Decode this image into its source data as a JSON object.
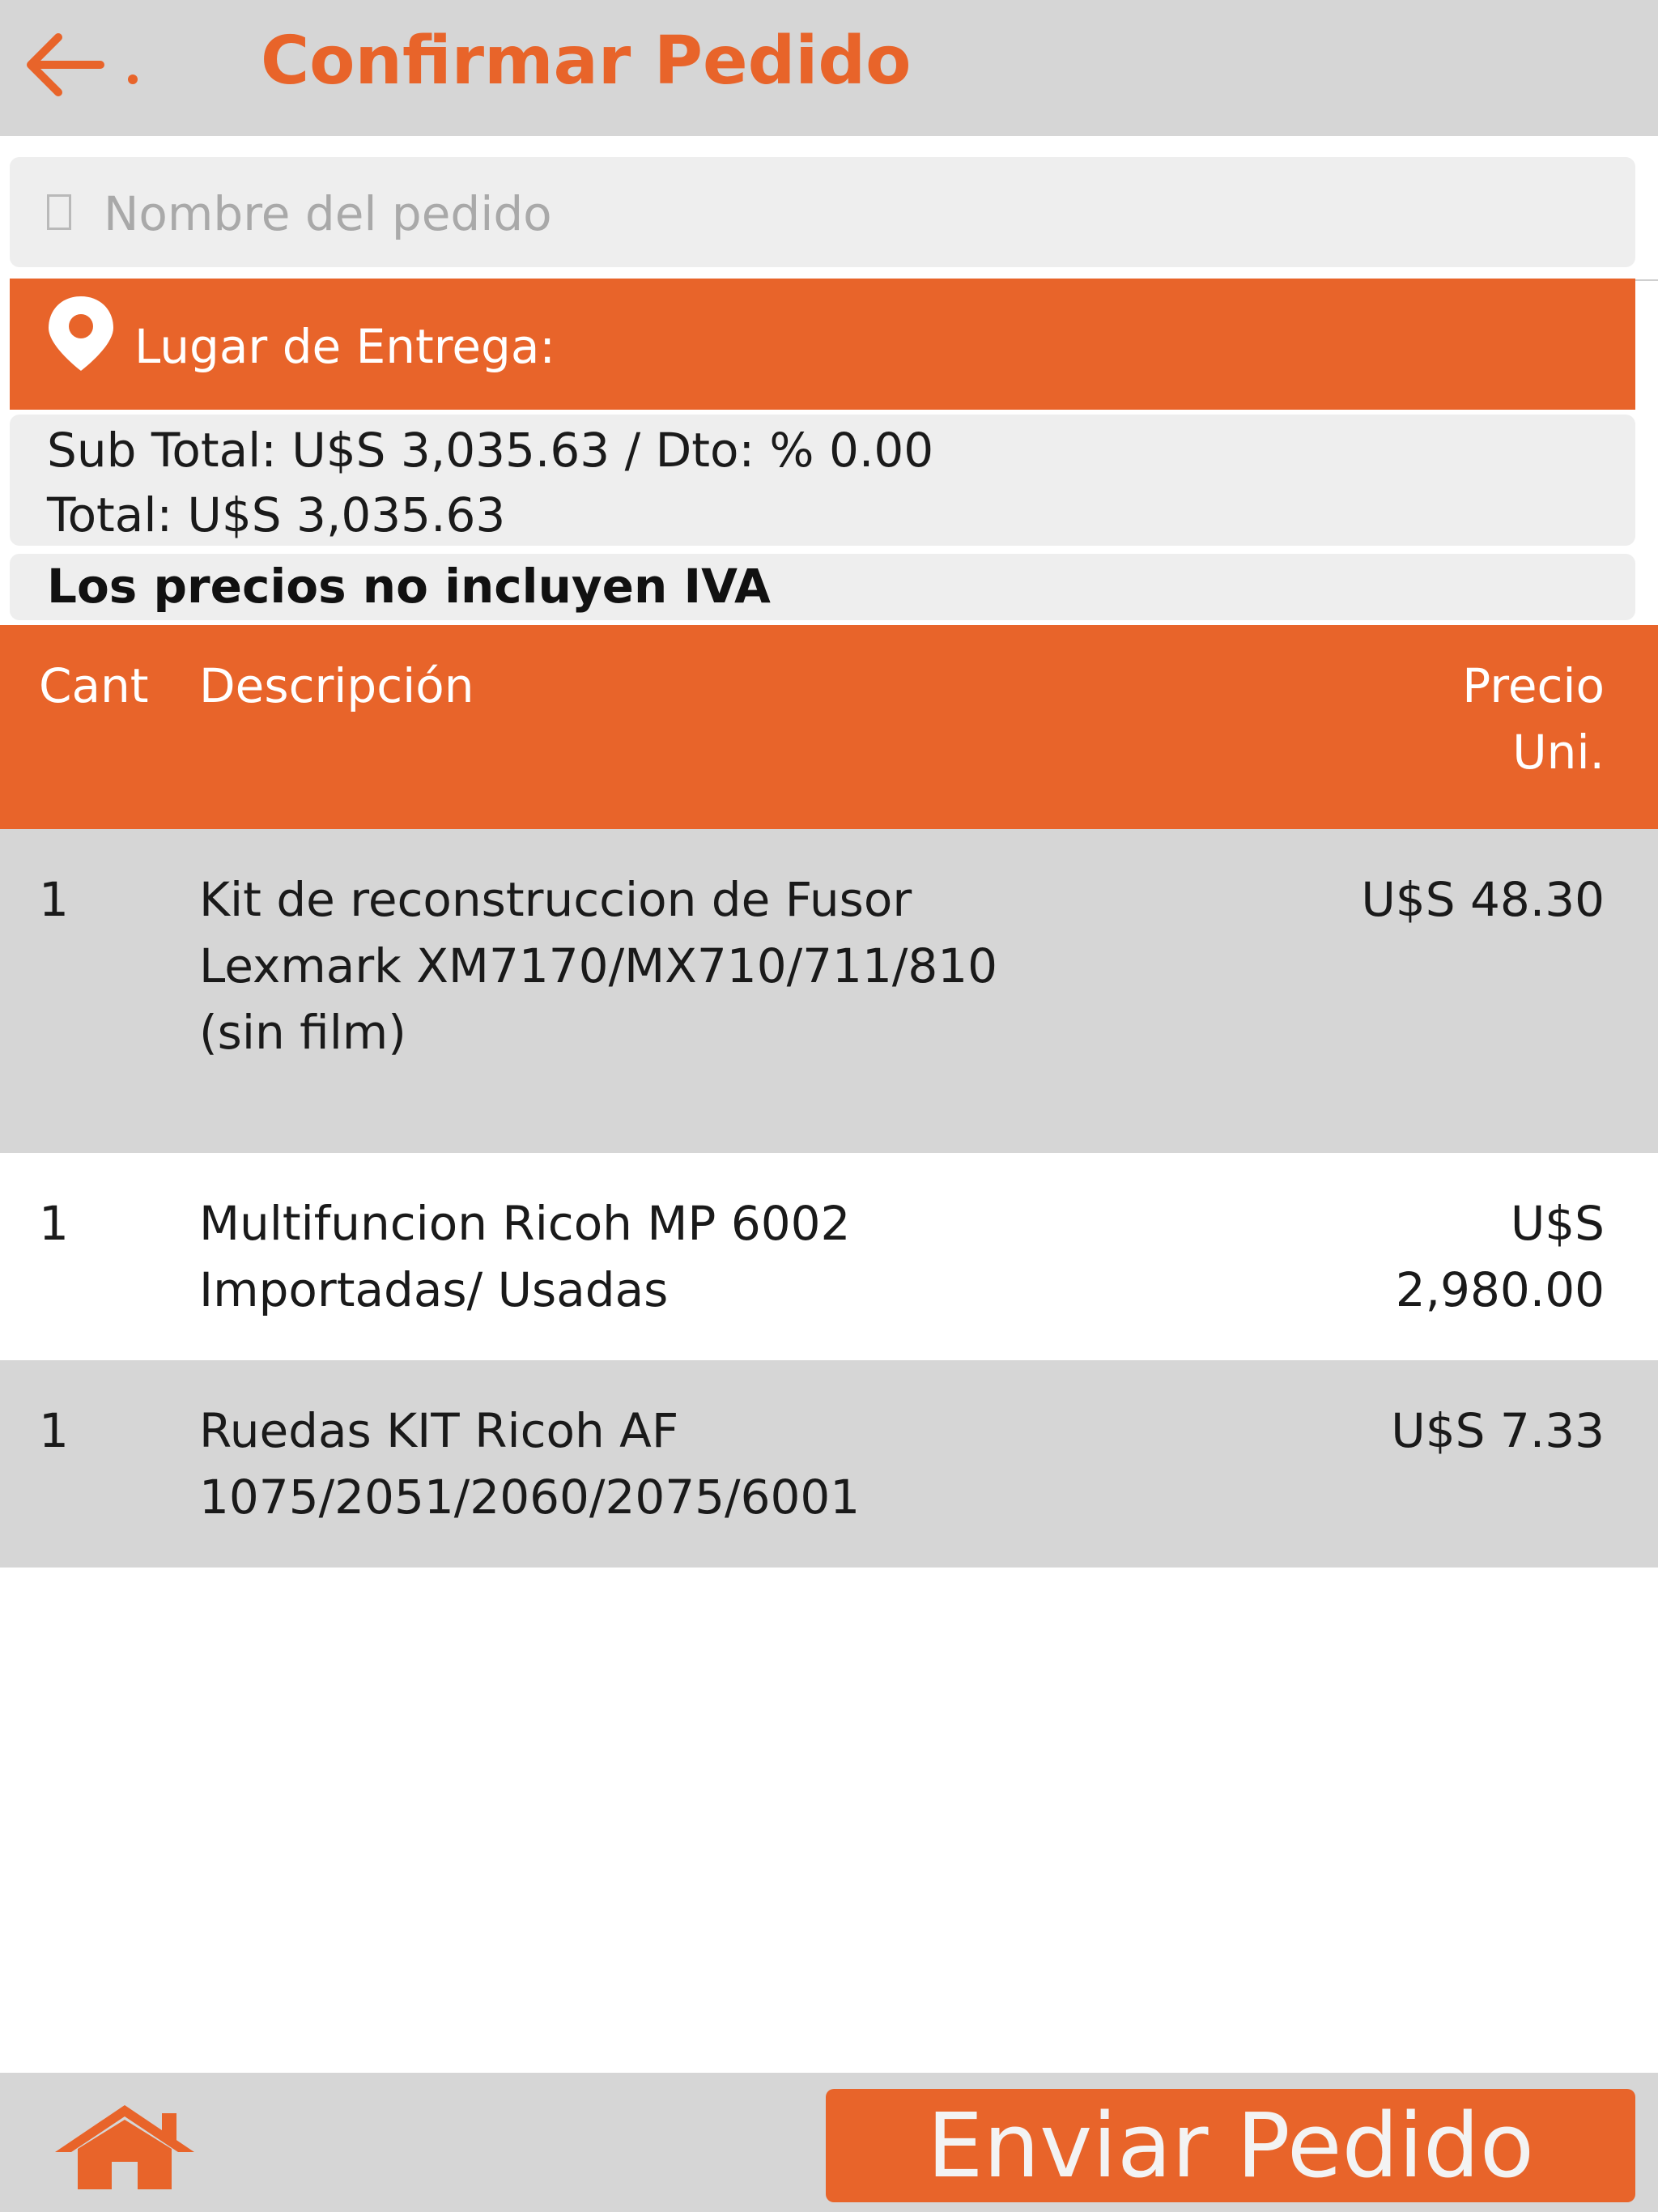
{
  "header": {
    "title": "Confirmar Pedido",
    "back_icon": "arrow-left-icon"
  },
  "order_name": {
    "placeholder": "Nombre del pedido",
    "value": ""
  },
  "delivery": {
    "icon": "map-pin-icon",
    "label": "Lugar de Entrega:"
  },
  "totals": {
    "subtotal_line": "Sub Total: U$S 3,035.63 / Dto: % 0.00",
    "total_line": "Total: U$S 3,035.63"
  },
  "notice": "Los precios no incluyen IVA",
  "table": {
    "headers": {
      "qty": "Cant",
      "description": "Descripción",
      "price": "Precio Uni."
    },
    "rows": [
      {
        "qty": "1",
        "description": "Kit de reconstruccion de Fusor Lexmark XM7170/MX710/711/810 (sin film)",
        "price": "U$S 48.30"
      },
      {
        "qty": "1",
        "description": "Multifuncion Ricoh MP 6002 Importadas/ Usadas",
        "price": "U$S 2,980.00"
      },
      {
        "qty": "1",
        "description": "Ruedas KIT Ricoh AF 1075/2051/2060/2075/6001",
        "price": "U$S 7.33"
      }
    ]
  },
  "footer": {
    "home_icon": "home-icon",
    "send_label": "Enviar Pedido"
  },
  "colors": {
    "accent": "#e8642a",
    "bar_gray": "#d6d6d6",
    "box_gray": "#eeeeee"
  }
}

⁂

→ THE TASK: Filter the listing above by the word "description"; copy each line that passes.

→ EXERCISE ANSWER:
      "description": "Descripción",
        "description": "Kit de reconstruccion de Fusor Lexmark XM7170/MX710/711/810 (sin film)",
        "description": "Multifuncion Ricoh MP 6002 Importadas/ Usadas",
        "description": "Ruedas KIT Ricoh AF 1075/2051/2060/2075/6001",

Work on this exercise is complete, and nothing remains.